* _DIRECTIONS_: In the records below, work out how many lines hold the word "color". Report the number alone.

Records:
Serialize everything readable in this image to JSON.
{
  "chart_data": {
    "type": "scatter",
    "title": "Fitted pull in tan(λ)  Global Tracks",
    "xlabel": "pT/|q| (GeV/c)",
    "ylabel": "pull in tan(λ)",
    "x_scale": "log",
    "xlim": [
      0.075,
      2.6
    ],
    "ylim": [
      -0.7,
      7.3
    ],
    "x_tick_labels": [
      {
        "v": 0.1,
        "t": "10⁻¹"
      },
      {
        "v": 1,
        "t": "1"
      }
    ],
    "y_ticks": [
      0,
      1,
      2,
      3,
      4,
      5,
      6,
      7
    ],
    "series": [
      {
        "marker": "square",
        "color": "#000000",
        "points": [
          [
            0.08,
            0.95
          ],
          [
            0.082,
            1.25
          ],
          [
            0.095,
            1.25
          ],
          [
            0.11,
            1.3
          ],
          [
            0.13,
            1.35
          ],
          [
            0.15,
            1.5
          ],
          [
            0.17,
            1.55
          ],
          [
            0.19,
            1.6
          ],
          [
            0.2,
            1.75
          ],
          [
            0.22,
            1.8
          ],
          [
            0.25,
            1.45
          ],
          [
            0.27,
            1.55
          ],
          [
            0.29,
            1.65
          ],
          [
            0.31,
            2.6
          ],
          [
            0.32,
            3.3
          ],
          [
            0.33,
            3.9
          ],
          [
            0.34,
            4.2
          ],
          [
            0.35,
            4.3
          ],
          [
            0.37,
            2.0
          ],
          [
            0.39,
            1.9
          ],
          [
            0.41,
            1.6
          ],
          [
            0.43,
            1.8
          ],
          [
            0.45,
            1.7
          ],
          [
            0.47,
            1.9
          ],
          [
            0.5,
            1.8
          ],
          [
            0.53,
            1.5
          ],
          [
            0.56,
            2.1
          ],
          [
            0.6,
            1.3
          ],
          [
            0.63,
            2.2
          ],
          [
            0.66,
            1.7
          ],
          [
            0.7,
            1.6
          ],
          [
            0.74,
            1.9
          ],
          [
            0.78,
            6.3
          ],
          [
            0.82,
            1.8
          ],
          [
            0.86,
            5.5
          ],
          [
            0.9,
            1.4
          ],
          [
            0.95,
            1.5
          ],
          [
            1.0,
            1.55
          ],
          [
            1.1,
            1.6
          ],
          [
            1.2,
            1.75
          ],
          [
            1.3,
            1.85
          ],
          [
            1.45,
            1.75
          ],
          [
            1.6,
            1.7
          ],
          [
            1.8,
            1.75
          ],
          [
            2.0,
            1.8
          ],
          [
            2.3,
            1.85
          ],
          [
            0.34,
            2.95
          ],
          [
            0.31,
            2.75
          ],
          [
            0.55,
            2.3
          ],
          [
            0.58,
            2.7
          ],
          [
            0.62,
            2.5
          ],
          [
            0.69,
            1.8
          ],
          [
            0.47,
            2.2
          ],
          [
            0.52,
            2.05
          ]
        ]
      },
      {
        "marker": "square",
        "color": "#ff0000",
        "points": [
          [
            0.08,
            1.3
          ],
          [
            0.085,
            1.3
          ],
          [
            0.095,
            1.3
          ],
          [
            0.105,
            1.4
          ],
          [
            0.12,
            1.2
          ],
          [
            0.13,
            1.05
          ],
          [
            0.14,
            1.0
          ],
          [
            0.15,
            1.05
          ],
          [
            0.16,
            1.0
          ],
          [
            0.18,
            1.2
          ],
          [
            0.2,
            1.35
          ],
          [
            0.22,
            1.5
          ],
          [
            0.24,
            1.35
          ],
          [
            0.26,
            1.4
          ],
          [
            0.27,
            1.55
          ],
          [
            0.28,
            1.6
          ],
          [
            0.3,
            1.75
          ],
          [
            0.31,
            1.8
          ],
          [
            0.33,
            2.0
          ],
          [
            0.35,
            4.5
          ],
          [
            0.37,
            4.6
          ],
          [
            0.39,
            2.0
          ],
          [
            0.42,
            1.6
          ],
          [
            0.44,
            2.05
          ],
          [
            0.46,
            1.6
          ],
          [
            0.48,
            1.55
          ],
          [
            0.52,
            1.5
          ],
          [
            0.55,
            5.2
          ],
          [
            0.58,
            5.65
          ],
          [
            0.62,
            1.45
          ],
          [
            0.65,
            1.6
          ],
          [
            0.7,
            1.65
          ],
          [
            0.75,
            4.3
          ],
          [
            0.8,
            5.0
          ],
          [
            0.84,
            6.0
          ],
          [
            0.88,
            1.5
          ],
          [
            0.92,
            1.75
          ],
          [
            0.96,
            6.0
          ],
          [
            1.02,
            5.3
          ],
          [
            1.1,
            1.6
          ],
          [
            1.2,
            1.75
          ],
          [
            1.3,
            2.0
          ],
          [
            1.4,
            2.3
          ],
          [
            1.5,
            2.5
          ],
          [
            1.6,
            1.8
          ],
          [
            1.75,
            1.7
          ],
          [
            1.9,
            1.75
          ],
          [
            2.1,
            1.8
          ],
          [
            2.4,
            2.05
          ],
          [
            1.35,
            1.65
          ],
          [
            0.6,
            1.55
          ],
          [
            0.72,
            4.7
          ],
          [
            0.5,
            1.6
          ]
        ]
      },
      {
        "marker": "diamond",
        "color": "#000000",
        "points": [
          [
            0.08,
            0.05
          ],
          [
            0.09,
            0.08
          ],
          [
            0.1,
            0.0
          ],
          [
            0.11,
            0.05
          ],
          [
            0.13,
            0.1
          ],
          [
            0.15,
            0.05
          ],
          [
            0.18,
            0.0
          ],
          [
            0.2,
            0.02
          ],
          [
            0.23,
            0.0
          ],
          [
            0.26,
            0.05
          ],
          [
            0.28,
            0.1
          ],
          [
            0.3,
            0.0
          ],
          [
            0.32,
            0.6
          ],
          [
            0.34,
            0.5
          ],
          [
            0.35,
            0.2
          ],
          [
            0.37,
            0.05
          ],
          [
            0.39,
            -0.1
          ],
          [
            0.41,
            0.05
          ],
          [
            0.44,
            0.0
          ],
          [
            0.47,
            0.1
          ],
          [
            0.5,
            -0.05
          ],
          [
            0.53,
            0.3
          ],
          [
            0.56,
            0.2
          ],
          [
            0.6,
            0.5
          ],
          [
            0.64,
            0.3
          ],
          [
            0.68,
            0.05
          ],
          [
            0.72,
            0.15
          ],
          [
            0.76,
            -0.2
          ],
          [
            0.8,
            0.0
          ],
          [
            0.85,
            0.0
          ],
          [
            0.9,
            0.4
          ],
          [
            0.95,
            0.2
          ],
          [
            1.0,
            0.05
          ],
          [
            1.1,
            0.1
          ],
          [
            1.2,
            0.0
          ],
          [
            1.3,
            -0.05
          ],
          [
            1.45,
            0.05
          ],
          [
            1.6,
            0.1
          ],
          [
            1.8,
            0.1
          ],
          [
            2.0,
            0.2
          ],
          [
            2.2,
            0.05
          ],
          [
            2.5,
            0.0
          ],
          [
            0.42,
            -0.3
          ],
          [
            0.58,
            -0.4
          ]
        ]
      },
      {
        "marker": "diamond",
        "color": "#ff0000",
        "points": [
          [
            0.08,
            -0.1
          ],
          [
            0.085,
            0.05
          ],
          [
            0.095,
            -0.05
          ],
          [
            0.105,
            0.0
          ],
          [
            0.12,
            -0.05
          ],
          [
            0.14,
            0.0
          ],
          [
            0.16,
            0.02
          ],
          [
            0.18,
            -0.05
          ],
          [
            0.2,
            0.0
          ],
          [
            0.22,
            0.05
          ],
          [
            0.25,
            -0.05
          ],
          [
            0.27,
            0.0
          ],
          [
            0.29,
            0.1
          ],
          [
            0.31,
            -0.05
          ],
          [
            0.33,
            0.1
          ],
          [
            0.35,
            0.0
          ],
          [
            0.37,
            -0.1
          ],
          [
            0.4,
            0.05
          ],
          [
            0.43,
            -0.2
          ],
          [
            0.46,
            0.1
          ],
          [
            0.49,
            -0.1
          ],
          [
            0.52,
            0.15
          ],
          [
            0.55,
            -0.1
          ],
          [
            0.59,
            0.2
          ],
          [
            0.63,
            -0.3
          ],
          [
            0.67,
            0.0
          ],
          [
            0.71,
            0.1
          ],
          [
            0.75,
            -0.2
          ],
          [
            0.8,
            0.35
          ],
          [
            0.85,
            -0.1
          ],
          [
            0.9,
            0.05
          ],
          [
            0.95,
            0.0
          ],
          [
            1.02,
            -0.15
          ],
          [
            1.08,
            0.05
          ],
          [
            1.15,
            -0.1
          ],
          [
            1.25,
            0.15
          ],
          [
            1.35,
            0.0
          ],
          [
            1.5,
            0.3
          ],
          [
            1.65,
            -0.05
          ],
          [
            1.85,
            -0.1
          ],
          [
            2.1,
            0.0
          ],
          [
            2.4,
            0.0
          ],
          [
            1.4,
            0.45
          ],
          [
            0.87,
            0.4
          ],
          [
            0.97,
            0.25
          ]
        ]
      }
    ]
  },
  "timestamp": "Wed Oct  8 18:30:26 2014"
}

==

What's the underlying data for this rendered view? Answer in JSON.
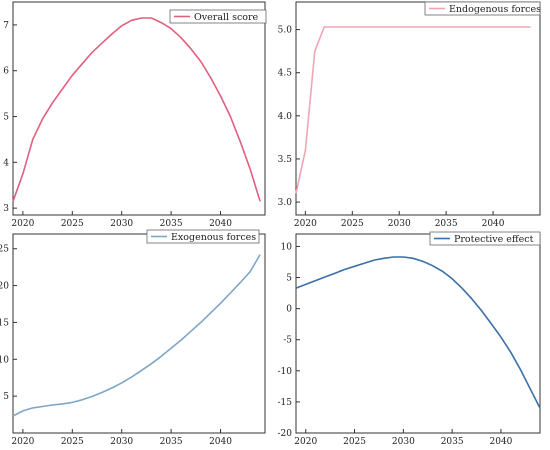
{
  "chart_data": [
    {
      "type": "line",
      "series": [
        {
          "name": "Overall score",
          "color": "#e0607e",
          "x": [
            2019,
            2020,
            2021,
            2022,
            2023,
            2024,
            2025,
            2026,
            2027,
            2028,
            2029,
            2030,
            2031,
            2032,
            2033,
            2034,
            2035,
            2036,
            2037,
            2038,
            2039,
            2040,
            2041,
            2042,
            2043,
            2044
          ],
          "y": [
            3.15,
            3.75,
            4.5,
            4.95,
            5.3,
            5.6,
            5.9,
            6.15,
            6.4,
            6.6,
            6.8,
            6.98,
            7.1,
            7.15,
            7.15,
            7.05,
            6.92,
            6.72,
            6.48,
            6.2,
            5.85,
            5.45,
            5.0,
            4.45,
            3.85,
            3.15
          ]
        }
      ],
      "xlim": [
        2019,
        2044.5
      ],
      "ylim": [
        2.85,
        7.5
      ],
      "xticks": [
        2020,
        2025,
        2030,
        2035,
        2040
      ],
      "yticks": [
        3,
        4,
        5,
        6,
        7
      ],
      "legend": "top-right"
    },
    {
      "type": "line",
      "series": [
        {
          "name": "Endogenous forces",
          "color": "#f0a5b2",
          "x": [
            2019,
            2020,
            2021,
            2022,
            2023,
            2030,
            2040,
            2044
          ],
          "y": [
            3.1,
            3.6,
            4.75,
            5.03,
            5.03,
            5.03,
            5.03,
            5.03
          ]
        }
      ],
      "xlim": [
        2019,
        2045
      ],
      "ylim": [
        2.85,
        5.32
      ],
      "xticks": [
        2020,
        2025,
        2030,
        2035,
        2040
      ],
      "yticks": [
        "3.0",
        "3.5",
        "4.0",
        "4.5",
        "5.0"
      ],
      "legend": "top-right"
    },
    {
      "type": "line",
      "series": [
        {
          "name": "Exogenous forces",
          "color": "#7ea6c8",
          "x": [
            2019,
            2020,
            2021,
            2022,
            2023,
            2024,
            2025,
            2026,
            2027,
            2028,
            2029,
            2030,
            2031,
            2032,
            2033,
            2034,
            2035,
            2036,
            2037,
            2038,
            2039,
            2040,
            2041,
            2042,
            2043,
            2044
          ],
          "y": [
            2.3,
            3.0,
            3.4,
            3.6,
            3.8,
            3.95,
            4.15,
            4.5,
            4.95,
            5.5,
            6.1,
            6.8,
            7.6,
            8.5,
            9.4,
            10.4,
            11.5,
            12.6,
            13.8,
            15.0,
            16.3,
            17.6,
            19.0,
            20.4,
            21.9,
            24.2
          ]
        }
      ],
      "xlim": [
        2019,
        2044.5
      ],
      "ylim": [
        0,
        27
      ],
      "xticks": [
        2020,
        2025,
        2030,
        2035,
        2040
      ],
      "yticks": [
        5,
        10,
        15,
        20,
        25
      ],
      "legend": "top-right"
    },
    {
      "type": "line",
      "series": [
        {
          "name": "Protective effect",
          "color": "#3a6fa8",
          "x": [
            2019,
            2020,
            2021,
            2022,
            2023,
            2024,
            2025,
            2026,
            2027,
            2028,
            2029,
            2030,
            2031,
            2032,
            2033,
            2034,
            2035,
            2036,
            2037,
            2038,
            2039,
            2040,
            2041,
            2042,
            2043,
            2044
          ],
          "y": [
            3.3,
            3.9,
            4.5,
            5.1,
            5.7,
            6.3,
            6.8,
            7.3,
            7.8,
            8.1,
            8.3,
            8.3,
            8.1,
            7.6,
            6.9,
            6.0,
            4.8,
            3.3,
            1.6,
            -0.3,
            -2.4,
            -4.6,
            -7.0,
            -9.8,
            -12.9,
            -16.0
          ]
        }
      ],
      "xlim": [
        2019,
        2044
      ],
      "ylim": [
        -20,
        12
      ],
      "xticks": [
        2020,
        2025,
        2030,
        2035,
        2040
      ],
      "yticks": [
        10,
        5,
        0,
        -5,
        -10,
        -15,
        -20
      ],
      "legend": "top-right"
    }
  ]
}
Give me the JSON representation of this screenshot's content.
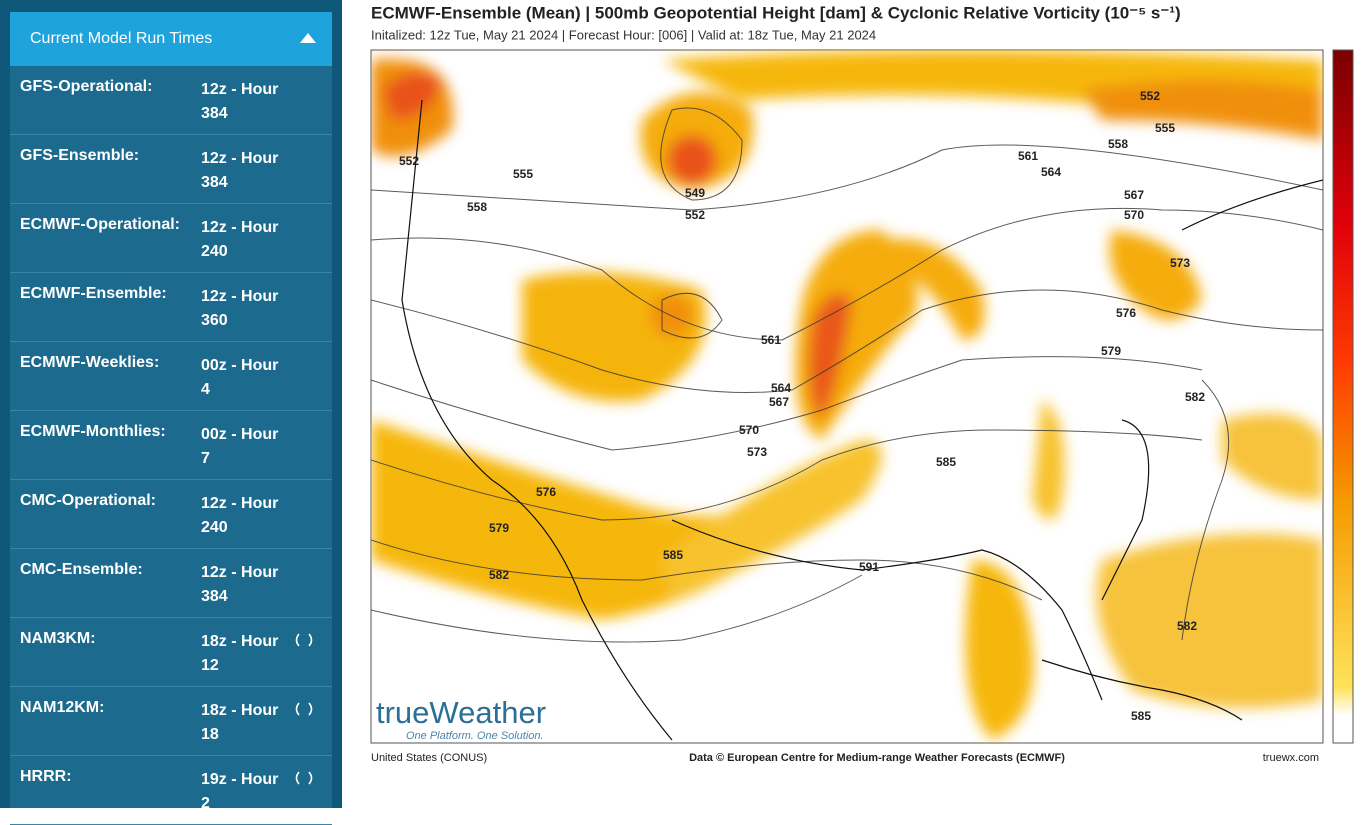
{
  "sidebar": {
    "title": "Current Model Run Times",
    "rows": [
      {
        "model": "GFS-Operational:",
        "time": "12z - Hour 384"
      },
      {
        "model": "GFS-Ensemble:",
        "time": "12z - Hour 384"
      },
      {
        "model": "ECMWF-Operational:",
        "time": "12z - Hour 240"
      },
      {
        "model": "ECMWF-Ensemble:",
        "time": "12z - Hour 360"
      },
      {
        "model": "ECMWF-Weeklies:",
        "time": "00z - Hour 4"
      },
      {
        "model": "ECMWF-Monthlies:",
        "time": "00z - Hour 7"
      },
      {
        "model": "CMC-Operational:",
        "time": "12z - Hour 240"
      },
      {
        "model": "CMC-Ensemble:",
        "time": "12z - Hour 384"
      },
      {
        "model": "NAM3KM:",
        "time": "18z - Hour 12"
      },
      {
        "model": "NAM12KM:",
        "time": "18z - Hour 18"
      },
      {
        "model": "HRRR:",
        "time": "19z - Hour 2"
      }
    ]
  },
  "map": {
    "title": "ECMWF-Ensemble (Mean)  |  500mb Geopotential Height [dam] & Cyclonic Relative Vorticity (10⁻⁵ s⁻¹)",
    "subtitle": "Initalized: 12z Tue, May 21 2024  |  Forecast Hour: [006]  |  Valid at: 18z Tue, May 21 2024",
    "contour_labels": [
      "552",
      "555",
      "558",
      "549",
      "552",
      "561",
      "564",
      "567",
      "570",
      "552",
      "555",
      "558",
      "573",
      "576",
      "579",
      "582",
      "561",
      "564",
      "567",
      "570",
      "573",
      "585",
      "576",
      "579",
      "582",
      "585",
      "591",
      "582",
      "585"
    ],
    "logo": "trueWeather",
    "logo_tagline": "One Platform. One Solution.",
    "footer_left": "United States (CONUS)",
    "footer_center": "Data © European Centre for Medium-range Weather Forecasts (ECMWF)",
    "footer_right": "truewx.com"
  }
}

* _REPLY TO THE TASK_: 8